Q: Can I drag an AC between sprints? A: The move-ac API route exists and validates correctly, but no drag-and-drop UI invokes it in v1. To move an AC, hit the API directly: POST /api/projects/<id>/sprints/<destSprintId>/move-ac with body {ac_id: "..."}. The route enforces hard-dep constraints both directions.

Q: How does the planner decide sprint count? A: target = max(3, min(15, ceil(N / 8))) where N is your feature AC count. So 8 ACs = 3 sprints minimum, 80 ACs = 10 sprints, 200 ACs = 15 sprints (cap). Change the AC count to influence the sprint count.

Q: Can I make the planner give me 5 sprints when it wants 8? A: No per-project sizing config in v1. Workaround: delete or re-merge ACs to change N, then re-plan.

Q: What model does each pipeline use? A: Analyzer = MODEL_IDS.GEMINI_3_PRO (reasoning-tier). Planner = MODEL_IDS.GEMINI_3_FLASH (auto-tier). Pinned constants in lib/constants/ai-models.ts. Pro+ users can theoretically override per-call but no UI for that yet.

Q: How are bootstrap ACs handled? A: They're filtered out of both pipelines (features.kind = 'bootstrap' excluded). They never get a sprint_id. The Track tab renders them as a synthetic "Sprint 0" for visual consistency. The MCP next-ready endpoint serves them first via the existing bootstrap gate.

Q: What happens if the LLM produces a circular dependency? A: The cycle resolver runs after the analyzer LLM returns. It detects cycles via DFS and drops one edge per cycle deterministically (soft edges first; latest dependsOnAcCreatedAt as tiebreaker). The dropped edges are logged via console.warn server-side. No DB audit trail in v1.

Q: Does the planner respect existing AC order within a sprint? A: Yes — the planner cannot reorder ACs within a sprint relative to topo-sort. The LLM only chooses where to draw boundaries in the pre-ordered list. AC position within a sprint matches their topo-sort order.

Q: I deleted an AC after planning. What happens? A: The sprint count for that sprint decreases. The dep graph still references the deleted AC in any rows where it was the prereq or dependent (until you re-analyze). The MCP next-ready gate is unaffected because deleted ACs can't be in ready status.

_PROBLEMS TO SOLVE_:
1. Decide whether each statement agrees with the planner FAQ: (a) the planner runs on the Gemini 3 Flash model constant; (b) dropped cycle edges are saved in a database audit trail; (c) bootstrap ACs are given a sprint_id. For each, answer yes or no and quote the words from the FAQ that settle it.
2. Answer these questions using the planner FAQ:
(a) How many sprints does the planner give for 80 ACs?
(b) What body does the move-ac request take?
(c) Which tab shows bootstrap ACs as a synthetic "Sprint 0"?
3. Copy the planner FAQ text between "Q: Does the" and "their topo-sort order.", inclusive.
The lines have nothing to do with the planner FAQ.

_RECORDS_:
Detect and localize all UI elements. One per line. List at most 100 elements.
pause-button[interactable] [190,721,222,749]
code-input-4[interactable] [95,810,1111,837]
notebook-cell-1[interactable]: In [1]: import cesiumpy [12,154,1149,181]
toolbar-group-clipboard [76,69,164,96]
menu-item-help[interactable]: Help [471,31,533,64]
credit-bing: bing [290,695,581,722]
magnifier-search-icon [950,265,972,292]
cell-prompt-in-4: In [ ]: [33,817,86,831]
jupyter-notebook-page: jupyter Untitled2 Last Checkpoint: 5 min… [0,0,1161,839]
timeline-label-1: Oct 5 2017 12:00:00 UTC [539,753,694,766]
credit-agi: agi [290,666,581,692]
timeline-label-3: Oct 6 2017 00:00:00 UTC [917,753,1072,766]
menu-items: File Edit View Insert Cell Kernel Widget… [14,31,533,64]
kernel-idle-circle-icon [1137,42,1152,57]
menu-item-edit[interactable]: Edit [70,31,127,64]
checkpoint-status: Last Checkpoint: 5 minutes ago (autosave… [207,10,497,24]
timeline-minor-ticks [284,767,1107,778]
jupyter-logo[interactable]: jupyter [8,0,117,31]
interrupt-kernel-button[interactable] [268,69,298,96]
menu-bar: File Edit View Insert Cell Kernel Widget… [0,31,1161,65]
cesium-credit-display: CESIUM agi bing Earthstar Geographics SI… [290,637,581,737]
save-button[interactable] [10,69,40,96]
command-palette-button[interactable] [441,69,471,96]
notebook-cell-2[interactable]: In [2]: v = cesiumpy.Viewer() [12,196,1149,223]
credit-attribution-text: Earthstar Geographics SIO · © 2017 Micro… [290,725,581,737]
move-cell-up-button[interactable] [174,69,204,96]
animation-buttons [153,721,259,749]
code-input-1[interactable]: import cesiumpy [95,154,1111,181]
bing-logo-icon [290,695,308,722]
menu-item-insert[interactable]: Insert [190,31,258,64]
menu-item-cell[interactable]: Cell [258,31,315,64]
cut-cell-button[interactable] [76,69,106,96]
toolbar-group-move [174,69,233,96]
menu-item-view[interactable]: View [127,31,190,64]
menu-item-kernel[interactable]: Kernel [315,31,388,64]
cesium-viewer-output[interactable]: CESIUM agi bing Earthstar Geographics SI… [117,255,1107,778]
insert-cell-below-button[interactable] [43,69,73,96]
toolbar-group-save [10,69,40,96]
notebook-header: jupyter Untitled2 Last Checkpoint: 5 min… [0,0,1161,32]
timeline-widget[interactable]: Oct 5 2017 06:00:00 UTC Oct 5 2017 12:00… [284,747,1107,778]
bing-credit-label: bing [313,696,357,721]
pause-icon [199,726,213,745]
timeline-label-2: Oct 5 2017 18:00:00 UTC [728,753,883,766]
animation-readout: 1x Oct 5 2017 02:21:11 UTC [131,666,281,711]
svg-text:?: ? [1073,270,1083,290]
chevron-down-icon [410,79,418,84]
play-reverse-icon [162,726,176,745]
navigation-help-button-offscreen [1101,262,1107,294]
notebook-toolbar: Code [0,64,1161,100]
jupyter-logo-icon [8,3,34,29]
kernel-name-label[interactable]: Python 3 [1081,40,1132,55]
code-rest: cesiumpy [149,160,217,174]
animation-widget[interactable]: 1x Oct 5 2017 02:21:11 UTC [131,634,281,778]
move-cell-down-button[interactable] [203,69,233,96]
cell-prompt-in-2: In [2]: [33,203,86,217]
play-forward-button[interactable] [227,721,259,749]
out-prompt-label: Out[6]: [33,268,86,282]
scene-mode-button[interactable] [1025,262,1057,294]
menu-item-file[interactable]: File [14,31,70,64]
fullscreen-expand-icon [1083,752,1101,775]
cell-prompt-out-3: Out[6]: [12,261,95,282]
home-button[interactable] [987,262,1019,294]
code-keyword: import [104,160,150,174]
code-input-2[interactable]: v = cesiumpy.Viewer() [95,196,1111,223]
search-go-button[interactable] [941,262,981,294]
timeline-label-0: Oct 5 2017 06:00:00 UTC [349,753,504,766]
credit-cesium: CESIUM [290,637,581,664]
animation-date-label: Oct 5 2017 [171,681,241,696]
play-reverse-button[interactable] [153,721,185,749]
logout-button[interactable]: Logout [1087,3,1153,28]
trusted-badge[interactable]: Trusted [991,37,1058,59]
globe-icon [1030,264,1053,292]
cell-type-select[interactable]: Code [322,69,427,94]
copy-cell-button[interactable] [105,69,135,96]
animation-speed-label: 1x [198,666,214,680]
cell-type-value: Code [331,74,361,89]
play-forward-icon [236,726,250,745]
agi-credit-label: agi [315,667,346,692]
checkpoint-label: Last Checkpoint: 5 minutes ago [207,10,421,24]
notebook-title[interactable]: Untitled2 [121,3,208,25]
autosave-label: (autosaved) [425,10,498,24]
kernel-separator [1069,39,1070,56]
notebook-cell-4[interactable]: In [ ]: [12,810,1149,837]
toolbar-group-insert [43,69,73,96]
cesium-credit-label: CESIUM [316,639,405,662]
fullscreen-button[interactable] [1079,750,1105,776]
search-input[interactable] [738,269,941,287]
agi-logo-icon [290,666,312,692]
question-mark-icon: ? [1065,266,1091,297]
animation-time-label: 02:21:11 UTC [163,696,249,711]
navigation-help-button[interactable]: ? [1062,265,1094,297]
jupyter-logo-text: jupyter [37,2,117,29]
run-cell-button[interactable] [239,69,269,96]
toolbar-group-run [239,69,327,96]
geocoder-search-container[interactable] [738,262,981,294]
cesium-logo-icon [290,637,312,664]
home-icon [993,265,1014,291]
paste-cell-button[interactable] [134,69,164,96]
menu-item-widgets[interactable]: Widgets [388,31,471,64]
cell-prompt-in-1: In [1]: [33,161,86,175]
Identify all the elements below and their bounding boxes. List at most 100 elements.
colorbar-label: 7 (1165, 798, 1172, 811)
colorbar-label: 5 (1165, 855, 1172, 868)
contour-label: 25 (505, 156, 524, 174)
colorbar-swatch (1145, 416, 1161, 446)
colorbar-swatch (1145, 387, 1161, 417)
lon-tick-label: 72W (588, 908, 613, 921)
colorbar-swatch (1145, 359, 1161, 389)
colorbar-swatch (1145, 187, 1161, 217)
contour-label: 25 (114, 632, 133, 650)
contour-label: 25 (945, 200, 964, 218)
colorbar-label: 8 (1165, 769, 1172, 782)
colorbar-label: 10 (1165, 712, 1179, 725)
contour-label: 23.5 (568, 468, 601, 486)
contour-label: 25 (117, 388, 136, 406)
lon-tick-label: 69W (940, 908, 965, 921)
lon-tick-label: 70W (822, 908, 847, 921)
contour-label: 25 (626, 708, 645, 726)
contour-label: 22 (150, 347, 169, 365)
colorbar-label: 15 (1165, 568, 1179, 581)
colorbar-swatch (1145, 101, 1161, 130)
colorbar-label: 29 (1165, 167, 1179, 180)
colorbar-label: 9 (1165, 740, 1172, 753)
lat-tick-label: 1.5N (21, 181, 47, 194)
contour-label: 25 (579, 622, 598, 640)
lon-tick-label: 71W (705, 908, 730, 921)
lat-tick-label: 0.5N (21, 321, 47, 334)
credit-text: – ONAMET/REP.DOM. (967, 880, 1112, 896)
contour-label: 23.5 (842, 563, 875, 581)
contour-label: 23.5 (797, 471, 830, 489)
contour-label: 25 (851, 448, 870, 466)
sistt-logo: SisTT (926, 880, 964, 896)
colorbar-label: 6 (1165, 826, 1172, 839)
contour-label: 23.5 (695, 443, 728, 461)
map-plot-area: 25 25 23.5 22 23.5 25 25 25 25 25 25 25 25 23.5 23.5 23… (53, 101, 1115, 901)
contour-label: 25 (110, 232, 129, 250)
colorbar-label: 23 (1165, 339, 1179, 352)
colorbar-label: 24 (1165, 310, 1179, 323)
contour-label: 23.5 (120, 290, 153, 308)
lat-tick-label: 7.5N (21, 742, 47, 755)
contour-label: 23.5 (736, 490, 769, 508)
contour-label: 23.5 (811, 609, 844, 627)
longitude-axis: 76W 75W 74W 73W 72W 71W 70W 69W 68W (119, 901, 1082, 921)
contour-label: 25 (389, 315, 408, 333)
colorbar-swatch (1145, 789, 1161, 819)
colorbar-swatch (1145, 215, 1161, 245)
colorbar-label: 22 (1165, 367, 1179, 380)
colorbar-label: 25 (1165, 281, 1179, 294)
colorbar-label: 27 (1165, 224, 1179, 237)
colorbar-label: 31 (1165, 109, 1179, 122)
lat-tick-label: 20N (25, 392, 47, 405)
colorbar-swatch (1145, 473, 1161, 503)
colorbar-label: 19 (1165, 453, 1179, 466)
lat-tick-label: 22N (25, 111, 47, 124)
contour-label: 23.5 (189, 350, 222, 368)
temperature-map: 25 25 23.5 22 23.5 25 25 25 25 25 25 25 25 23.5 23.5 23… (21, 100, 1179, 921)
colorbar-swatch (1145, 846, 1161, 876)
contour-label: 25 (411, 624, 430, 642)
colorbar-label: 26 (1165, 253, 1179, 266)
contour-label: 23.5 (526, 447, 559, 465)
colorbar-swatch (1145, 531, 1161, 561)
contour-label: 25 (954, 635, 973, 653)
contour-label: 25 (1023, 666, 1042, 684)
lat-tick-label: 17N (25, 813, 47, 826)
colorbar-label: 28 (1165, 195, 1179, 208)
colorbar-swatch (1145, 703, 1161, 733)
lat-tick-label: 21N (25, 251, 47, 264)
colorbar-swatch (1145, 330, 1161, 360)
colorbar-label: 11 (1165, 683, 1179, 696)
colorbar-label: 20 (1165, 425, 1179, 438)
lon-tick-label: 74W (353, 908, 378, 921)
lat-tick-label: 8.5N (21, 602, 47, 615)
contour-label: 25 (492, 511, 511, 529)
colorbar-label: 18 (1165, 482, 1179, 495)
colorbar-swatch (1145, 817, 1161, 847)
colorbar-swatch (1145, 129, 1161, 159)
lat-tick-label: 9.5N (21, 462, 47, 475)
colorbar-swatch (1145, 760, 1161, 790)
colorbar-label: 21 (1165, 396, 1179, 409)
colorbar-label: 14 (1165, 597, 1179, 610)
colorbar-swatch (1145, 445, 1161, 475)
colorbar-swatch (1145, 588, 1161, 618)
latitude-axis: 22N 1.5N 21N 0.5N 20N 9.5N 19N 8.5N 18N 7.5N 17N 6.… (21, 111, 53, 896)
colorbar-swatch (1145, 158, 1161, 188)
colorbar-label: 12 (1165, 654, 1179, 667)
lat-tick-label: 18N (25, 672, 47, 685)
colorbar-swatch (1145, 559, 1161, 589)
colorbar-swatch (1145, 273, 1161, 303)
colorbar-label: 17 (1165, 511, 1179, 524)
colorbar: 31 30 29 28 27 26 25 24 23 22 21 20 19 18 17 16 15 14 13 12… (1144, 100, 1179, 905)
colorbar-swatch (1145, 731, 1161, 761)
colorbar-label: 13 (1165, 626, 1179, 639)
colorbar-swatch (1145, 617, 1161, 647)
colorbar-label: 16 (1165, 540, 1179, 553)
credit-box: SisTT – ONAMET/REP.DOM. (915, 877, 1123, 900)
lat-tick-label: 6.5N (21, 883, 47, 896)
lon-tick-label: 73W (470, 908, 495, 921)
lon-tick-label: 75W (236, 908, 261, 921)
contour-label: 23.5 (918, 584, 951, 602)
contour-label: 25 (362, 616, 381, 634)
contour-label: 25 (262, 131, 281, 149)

_LIST OF ANSWERS_:
1.
(a) Yes: "Planner = MODEL_IDS.GEMINI_3_FLASH (auto-tier)."
(b) No: "No DB audit trail in v1."
(c) No: "They never get a sprint_id."

2.
(a) 10 sprints
(b) {ac_id: "..."}
(c) The Track tab

3.
Q: Does the planner respect existing AC order within a sprint? A: Yes — the planner cannot reorder ACs within a sprint relative to topo-sort. The LLM only chooses where to draw boundaries in the pre-ordered list. AC position within a sprint matches their topo-sort order.